> _Aim of the task_
Return each line of the listing below, unchanged, and omit the images.

> _Entries shown_
────────

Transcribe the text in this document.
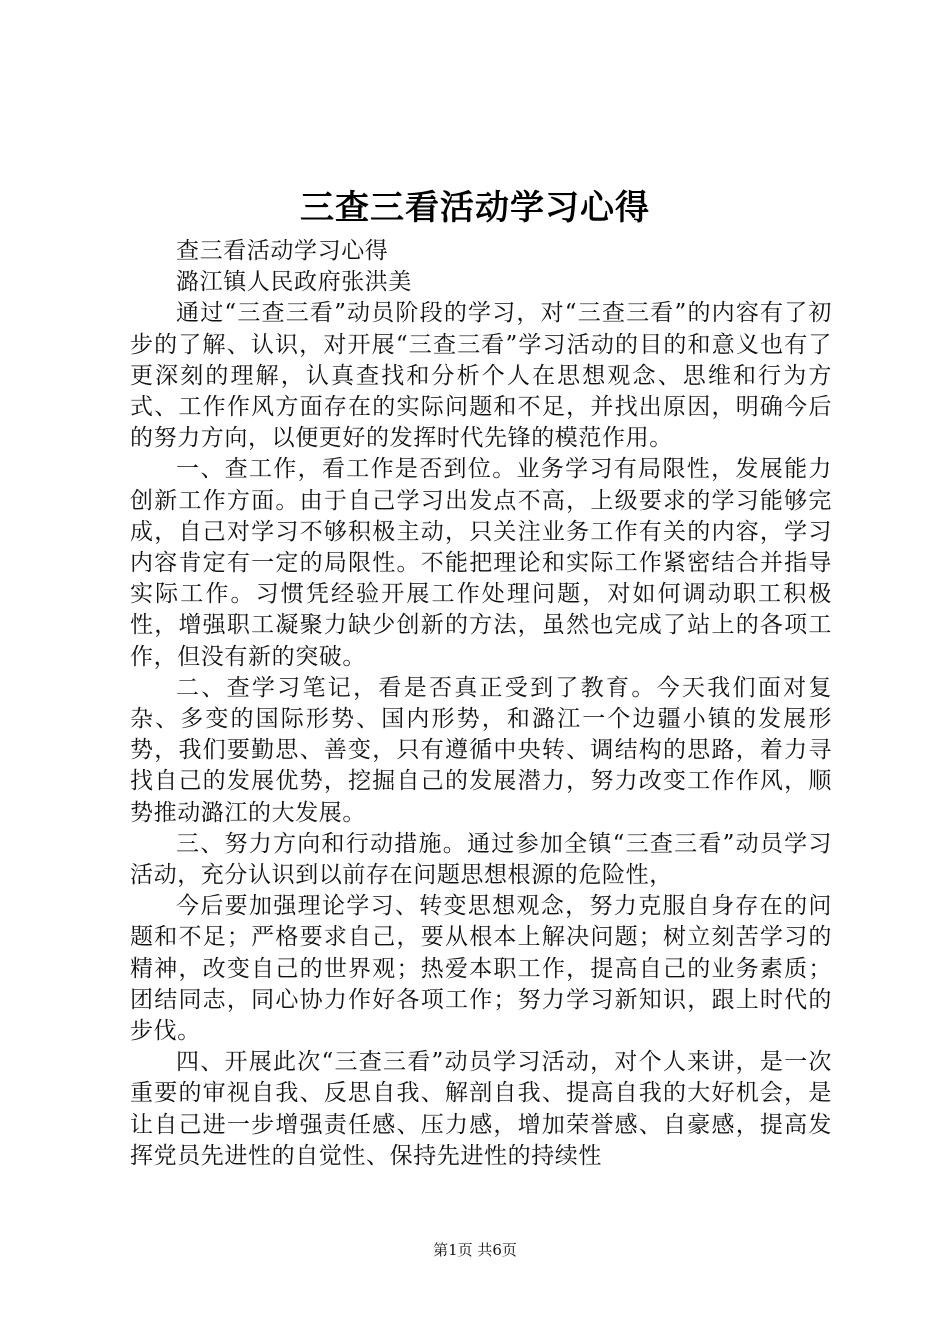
三查三看活动学习心得

查三看活动学习心得

潞江镇人民政府张洪美

通过“三查三看”动员阶段的学习，对“三查三看”的内容有了初步的了解、认识，对开展“三查三看”学习活动的目的和意义也有了更深刻的理解，认真查找和分析个人在思想观念、思维和行为方式、工作作风方面存在的实际问题和不足，并找出原因，明确今后的努力方向，以便更好的发挥时代先锋的模范作用。

一、查工作，看工作是否到位。业务学习有局限性，发展能力创新工作方面。由于自己学习出发点不高，上级要求的学习能够完成，自己对学习不够积极主动，只关注业务工作有关的内容，学习内容肯定有一定的局限性。不能把理论和实际工作紧密结合并指导实际工作。习惯凭经验开展工作处理问题，对如何调动职工积极性，增强职工凝聚力缺少创新的方法，虽然也完成了站上的各项工作，但没有新的突破。

二、查学习笔记，看是否真正受到了教育。今天我们面对复杂、多变的国际形势、国内形势，和潞江一个边疆小镇的发展形势，我们要勤思、善变，只有遵循中央转、调结构的思路，着力寻找自己的发展优势，挖掘自己的发展潜力，努力改变工作作风，顺势推动潞江的大发展。

三、努力方向和行动措施。通过参加全镇“三查三看”动员学习活动，充分认识到以前存在问题思想根源的危险性，

今后要加强理论学习、转变思想观念，努力克服自身存在的问题和不足；严格要求自己，要从根本上解决问题；树立刻苦学习的精神，改变自己的世界观；热爱本职工作，提高自己的业务素质；团结同志，同心协力作好各项工作；努力学习新知识，跟上时代的步伐。

四、开展此次“三查三看”动员学习活动，对个人来讲，是一次重要的审视自我、反思自我、解剖自我、提高自我的大好机会，是让自己进一步增强责任感、压力感，增加荣誉感、自豪感，提高发挥党员先进性的自觉性、保持先进性的持续性

第1页 共6页
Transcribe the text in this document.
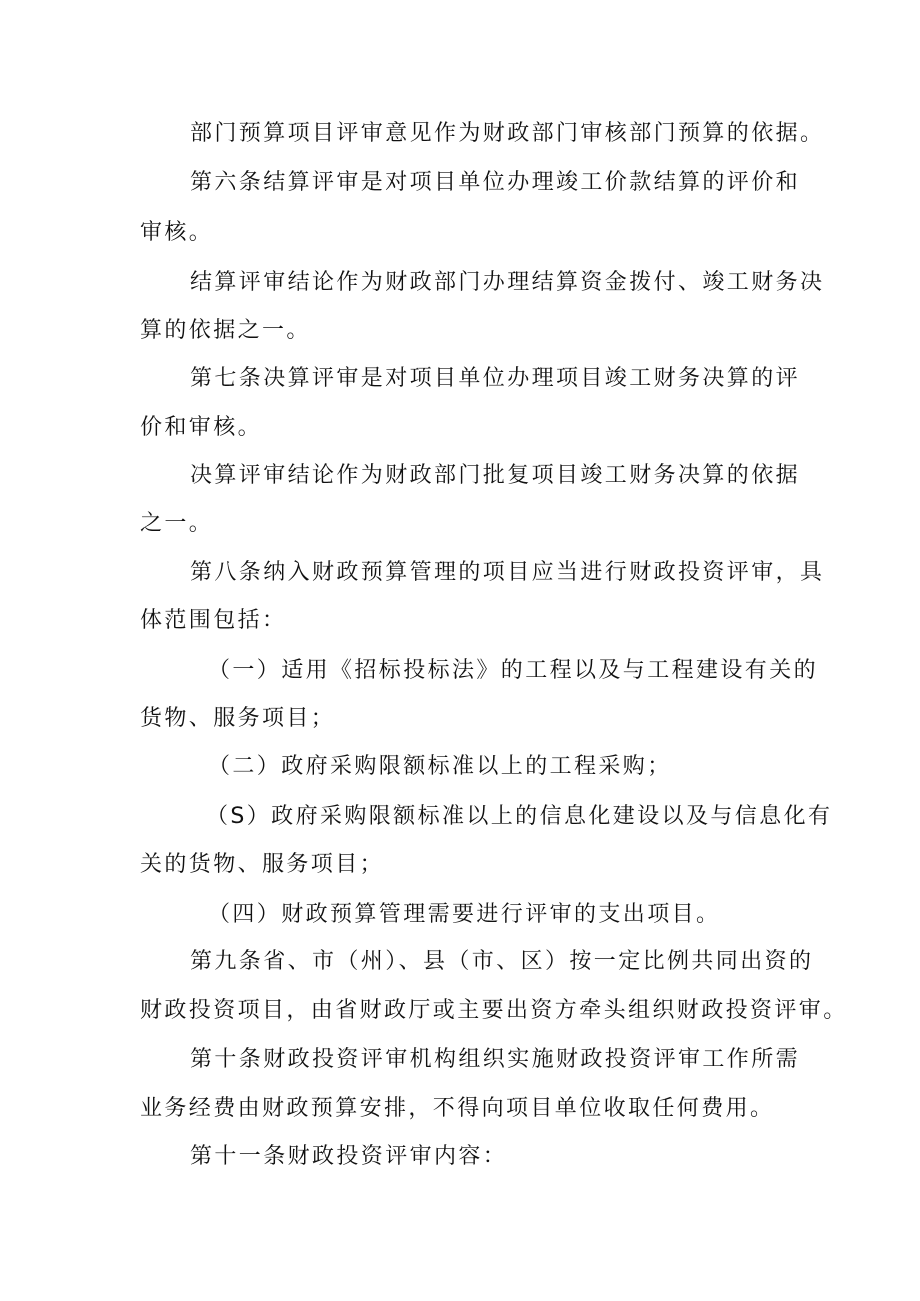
部门预算项目评审意见作为财政部门审核部门预算的依据。
第六条结算评审是对项目单位办理竣工价款结算的评价和
审核。
结算评审结论作为财政部门办理结算资金拨付、竣工财务决
算的依据之一。
第七条决算评审是对项目单位办理项目竣工财务决算的评
价和审核。
决算评审结论作为财政部门批复项目竣工财务决算的依据
之一。
第八条纳入财政预算管理的项目应当进行财政投资评审，具
体范围包括：
（一）适用《招标投标法》的工程以及与工程建设有关的
货物、服务项目；
（二）政府采购限额标准以上的工程采购；
（S）政府采购限额标准以上的信息化建设以及与信息化有
关的货物、服务项目；
（四）财政预算管理需要进行评审的支出项目。
第九条省、市（州）、县（市、区）按一定比例共同出资的
财政投资项目，由省财政厅或主要出资方牵头组织财政投资评审。
第十条财政投资评审机构组织实施财政投资评审工作所需
业务经费由财政预算安排，不得向项目单位收取任何费用。
第十一条财政投资评审内容：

────────

> _Result of this exercise_
Transcribe the text in this document.
三查三看活动学习心得

查三看活动学习心得

潞江镇人民政府张洪美

通过“三查三看”动员阶段的学习，对“三查三看”的内容有了初步的了解、认识，对开展“三查三看”学习活动的目的和意义也有了更深刻的理解，认真查找和分析个人在思想观念、思维和行为方式、工作作风方面存在的实际问题和不足，并找出原因，明确今后的努力方向，以便更好的发挥时代先锋的模范作用。

一、查工作，看工作是否到位。业务学习有局限性，发展能力创新工作方面。由于自己学习出发点不高，上级要求的学习能够完成，自己对学习不够积极主动，只关注业务工作有关的内容，学习内容肯定有一定的局限性。不能把理论和实际工作紧密结合并指导实际工作。习惯凭经验开展工作处理问题，对如何调动职工积极性，增强职工凝聚力缺少创新的方法，虽然也完成了站上的各项工作，但没有新的突破。

二、查学习笔记，看是否真正受到了教育。今天我们面对复杂、多变的国际形势、国内形势，和潞江一个边疆小镇的发展形势，我们要勤思、善变，只有遵循中央转、调结构的思路，着力寻找自己的发展优势，挖掘自己的发展潜力，努力改变工作作风，顺势推动潞江的大发展。

三、努力方向和行动措施。通过参加全镇“三查三看”动员学习活动，充分认识到以前存在问题思想根源的危险性，

今后要加强理论学习、转变思想观念，努力克服自身存在的问题和不足；严格要求自己，要从根本上解决问题；树立刻苦学习的精神，改变自己的世界观；热爱本职工作，提高自己的业务素质；团结同志，同心协力作好各项工作；努力学习新知识，跟上时代的步伐。

四、开展此次“三查三看”动员学习活动，对个人来讲，是一次重要的审视自我、反思自我、解剖自我、提高自我的大好机会，是让自己进一步增强责任感、压力感，增加荣誉感、自豪感，提高发挥党员先进性的自觉性、保持先进性的持续性

第1页 共6页
Transcribe the text in this document.
部门预算项目评审意见作为财政部门审核部门预算的依据。
第六条结算评审是对项目单位办理竣工价款结算的评价和
审核。
结算评审结论作为财政部门办理结算资金拨付、竣工财务决
算的依据之一。
第七条决算评审是对项目单位办理项目竣工财务决算的评
价和审核。
决算评审结论作为财政部门批复项目竣工财务决算的依据
之一。
第八条纳入财政预算管理的项目应当进行财政投资评审，具
体范围包括：
（一）适用《招标投标法》的工程以及与工程建设有关的
货物、服务项目；
（二）政府采购限额标准以上的工程采购；
（S）政府采购限额标准以上的信息化建设以及与信息化有
关的货物、服务项目；
（四）财政预算管理需要进行评审的支出项目。
第九条省、市（州）、县（市、区）按一定比例共同出资的
财政投资项目，由省财政厅或主要出资方牵头组织财政投资评审。
第十条财政投资评审机构组织实施财政投资评审工作所需
业务经费由财政预算安排，不得向项目单位收取任何费用。
第十一条财政投资评审内容：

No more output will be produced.